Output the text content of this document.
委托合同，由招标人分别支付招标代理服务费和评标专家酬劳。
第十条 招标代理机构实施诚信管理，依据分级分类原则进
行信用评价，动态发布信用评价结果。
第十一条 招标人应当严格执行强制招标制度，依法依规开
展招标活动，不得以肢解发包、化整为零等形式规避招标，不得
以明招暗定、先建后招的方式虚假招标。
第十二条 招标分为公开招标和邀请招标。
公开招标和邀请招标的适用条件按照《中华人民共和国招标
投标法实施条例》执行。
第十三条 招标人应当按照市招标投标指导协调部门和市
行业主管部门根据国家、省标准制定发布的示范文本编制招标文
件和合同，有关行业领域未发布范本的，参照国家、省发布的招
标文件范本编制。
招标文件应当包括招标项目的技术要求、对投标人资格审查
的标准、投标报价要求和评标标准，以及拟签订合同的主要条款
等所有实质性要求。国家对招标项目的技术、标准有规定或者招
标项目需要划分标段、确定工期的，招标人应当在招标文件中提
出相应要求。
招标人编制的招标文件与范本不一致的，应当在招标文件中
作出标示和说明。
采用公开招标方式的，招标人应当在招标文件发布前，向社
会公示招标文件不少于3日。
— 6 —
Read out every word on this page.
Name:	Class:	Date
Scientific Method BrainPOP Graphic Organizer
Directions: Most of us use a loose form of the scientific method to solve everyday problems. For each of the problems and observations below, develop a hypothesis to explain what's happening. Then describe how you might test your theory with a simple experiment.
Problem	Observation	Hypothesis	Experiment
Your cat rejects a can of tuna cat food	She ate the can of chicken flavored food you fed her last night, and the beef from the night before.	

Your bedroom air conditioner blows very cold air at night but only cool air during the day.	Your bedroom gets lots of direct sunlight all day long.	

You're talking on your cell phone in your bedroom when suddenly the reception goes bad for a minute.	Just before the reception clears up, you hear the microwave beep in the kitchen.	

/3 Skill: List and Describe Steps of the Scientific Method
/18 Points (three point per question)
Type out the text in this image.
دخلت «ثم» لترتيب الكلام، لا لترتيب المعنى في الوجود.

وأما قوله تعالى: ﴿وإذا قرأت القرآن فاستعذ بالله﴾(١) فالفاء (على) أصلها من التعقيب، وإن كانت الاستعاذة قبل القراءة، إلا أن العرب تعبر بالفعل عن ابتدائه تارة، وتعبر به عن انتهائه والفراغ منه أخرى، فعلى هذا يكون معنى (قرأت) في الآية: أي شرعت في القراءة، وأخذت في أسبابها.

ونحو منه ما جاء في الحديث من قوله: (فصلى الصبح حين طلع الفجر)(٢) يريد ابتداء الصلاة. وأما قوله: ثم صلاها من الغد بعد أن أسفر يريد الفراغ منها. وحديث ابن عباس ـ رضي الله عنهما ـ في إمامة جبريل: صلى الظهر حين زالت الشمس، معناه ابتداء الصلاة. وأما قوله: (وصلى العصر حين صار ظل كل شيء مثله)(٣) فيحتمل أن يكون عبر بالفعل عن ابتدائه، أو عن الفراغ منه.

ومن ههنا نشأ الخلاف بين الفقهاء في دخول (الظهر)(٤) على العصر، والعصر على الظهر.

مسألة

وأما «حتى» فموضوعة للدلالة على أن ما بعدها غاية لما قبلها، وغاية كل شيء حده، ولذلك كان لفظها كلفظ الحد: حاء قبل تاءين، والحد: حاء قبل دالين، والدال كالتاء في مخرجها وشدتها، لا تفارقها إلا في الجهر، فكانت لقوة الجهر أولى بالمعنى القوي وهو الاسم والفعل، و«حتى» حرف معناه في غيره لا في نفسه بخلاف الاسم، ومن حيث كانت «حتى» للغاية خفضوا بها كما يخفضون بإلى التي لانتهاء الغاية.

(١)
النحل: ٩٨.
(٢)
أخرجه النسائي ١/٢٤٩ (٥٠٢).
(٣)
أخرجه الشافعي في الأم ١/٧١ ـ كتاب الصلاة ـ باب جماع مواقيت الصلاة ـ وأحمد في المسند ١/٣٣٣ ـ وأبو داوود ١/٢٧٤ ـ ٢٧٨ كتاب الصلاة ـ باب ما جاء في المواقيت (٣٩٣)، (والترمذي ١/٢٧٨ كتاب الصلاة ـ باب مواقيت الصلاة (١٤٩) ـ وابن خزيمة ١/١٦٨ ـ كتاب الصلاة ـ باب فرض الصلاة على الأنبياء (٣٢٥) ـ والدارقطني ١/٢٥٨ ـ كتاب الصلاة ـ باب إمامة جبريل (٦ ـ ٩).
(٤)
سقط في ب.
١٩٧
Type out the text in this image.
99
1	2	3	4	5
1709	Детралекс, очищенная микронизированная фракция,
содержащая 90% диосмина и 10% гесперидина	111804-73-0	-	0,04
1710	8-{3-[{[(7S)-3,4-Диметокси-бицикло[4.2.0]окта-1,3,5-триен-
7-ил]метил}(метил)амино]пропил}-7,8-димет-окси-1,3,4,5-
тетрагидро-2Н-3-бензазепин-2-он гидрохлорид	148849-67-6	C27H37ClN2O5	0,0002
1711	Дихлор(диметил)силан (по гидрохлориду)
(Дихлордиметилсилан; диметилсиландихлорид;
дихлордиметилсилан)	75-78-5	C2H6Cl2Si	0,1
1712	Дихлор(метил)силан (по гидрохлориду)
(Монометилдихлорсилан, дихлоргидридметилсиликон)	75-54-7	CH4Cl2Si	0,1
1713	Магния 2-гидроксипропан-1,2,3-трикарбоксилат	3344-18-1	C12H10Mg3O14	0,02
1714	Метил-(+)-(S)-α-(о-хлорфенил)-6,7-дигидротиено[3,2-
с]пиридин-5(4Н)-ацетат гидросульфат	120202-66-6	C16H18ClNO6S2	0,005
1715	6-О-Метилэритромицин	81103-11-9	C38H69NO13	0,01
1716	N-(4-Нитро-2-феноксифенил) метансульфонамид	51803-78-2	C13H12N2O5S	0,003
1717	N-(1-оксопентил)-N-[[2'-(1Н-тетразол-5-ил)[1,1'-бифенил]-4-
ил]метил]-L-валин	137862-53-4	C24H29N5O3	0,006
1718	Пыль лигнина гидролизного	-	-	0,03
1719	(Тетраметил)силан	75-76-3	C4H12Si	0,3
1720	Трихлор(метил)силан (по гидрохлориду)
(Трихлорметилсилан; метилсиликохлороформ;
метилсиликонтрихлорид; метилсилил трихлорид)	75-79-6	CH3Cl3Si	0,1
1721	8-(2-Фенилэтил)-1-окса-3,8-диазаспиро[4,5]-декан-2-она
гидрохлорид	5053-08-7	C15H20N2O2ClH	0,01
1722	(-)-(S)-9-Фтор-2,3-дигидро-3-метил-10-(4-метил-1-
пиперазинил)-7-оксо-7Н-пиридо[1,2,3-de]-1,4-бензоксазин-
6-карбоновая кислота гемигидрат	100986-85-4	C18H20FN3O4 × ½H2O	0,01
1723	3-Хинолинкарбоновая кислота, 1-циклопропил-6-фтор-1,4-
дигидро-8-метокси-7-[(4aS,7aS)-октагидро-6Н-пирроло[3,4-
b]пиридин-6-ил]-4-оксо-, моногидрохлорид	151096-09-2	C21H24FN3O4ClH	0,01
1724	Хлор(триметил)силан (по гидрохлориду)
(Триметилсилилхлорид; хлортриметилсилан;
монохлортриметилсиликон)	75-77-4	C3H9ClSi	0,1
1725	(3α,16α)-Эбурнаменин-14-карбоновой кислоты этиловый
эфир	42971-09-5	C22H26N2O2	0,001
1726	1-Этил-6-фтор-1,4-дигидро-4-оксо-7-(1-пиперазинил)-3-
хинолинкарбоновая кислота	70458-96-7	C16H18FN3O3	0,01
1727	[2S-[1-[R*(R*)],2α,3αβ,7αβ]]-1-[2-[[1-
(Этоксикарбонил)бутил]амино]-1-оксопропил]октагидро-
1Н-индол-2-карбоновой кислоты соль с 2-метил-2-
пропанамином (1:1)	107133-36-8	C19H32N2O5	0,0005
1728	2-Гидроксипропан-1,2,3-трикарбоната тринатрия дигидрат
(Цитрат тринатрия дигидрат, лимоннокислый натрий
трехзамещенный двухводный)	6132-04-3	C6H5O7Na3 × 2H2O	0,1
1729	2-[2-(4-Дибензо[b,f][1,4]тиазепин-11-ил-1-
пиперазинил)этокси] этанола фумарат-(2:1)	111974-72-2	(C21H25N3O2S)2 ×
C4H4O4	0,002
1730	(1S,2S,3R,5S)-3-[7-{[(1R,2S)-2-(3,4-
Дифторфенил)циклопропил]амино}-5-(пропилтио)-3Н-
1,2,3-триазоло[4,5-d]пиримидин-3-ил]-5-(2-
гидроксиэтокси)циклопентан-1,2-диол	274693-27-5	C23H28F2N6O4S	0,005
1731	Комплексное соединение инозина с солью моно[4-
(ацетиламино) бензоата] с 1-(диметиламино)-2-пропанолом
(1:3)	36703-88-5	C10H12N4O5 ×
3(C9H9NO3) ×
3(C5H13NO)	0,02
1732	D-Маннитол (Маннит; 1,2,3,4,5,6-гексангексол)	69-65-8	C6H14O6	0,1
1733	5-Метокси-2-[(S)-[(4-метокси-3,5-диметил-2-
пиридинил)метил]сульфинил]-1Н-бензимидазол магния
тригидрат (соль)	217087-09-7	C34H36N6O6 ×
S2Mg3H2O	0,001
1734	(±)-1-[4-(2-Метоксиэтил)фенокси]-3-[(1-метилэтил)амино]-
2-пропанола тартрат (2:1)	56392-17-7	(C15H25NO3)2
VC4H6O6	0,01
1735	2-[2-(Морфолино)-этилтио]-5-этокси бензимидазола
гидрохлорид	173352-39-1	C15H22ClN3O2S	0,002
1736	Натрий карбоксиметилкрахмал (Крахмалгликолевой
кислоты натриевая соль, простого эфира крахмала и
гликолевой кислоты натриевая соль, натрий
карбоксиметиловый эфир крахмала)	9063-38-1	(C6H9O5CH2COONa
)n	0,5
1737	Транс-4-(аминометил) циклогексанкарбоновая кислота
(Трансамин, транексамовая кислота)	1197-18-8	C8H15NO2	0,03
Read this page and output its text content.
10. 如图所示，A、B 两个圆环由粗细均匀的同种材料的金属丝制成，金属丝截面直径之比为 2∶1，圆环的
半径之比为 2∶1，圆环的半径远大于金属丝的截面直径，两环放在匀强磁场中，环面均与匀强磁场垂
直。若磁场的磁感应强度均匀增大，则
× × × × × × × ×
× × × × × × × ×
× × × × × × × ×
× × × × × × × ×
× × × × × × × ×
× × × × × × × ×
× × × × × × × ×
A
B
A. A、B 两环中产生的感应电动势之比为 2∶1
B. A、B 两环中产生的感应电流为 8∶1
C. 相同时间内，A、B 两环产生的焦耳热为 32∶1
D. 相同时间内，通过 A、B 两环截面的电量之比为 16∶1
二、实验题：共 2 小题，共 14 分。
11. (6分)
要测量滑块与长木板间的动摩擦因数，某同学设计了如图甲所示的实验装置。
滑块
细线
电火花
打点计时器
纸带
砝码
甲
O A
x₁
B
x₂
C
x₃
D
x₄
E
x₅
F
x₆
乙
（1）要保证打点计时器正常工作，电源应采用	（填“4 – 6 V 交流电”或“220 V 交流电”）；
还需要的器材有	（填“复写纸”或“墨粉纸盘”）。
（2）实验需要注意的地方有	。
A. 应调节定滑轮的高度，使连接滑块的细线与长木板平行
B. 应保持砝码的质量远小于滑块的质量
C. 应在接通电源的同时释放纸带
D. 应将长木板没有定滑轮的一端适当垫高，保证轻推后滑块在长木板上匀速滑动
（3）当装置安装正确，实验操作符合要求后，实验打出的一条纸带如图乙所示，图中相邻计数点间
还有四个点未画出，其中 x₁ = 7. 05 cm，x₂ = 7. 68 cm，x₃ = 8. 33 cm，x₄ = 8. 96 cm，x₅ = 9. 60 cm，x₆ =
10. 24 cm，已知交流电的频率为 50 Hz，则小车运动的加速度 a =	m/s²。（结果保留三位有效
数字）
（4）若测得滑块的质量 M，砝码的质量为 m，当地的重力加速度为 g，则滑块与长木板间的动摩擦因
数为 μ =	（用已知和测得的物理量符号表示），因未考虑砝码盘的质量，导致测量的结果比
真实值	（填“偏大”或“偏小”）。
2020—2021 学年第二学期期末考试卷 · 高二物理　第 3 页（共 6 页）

+-------+

**Task goal:**
Locate all lines in the listing above with the word "this" and copy them.

**Complete answer:**
Output the text content of this document.
Read out every word on this page.
Type out the text in this image.
Type out the text in this image.
Read this page and output its text content.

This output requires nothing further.